**Exercise aim:**
Reproduce the data that follows in its entirety, character for character.

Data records
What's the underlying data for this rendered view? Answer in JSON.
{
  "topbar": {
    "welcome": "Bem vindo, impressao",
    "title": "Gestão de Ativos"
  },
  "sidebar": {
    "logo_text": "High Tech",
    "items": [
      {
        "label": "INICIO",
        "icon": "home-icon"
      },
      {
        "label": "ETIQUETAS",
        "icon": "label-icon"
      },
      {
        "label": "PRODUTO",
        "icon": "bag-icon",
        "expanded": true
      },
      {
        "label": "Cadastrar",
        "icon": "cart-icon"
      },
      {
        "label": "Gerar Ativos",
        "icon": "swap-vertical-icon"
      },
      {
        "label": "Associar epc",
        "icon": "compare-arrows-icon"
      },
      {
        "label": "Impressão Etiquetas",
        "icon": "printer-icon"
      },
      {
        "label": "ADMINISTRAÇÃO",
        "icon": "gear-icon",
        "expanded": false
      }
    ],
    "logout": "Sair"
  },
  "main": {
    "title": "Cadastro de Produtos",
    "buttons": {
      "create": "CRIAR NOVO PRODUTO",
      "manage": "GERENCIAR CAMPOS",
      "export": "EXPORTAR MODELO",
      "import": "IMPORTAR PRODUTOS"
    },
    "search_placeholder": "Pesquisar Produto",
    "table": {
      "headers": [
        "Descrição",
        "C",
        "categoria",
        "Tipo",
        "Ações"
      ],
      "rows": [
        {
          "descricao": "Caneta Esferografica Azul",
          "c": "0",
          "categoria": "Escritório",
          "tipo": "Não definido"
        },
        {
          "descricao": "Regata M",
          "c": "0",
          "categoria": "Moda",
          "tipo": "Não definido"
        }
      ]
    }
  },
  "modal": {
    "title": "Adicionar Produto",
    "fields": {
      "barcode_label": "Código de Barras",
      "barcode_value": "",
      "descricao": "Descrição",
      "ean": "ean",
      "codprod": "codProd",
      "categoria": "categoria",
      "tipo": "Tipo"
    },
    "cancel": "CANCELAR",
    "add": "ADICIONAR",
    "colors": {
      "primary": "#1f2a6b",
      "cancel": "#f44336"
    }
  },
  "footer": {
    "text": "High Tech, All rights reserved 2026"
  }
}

**Final result:**
What's the underlying data for this rendered view? Answer in JSON.
{
  "topbar": {
    "welcome": "Bem vindo, impressao",
    "title": "Gestão de Ativos"
  },
  "sidebar": {
    "logo_text": "High Tech",
    "items": [
      {
        "label": "INICIO",
        "icon": "home-icon"
      },
      {
        "label": "ETIQUETAS",
        "icon": "label-icon"
      },
      {
        "label": "PRODUTO",
        "icon": "bag-icon",
        "expanded": true
      },
      {
        "label": "Cadastrar",
        "icon": "cart-icon"
      },
      {
        "label": "Gerar Ativos",
        "icon": "swap-vertical-icon"
      },
      {
        "label": "Associar epc",
        "icon": "compare-arrows-icon"
      },
      {
        "label": "Impressão Etiquetas",
        "icon": "printer-icon"
      },
      {
        "label": "ADMINISTRAÇÃO",
        "icon": "gear-icon",
        "expanded": false
      }
    ],
    "logout": "Sair"
  },
  "main": {
    "title": "Cadastro de Produtos",
    "buttons": {
      "create": "CRIAR NOVO PRODUTO",
      "manage": "GERENCIAR CAMPOS",
      "export": "EXPORTAR MODELO",
      "import": "IMPORTAR PRODUTOS"
    },
    "search_placeholder": "Pesquisar Produto",
    "table": {
      "headers": [
        "Descrição",
        "C",
        "categoria",
        "Tipo",
        "Ações"
      ],
      "rows": [
        {
          "descricao": "Caneta Esferografica Azul",
          "c": "0",
          "categoria": "Escritório",
          "tipo": "Não definido"
        },
        {
          "descricao": "Regata M",
          "c": "0",
          "categoria": "Moda",
          "tipo": "Não definido"
        }
      ]
    }
  },
  "modal": {
    "title": "Adicionar Produto",
    "fields": {
      "barcode_label": "Código de Barras",
      "barcode_value": "",
      "descricao": "Descrição",
      "ean": "ean",
      "codprod": "codProd",
      "categoria": "categoria",
      "tipo": "Tipo"
    },
    "cancel": "CANCELAR",
    "add": "ADICIONAR",
    "colors": {
      "primary": "#1f2a6b",
      "cancel": "#f44336"
    }
  },
  "footer": {
    "text": "High Tech, All rights reserved 2026"
  }
}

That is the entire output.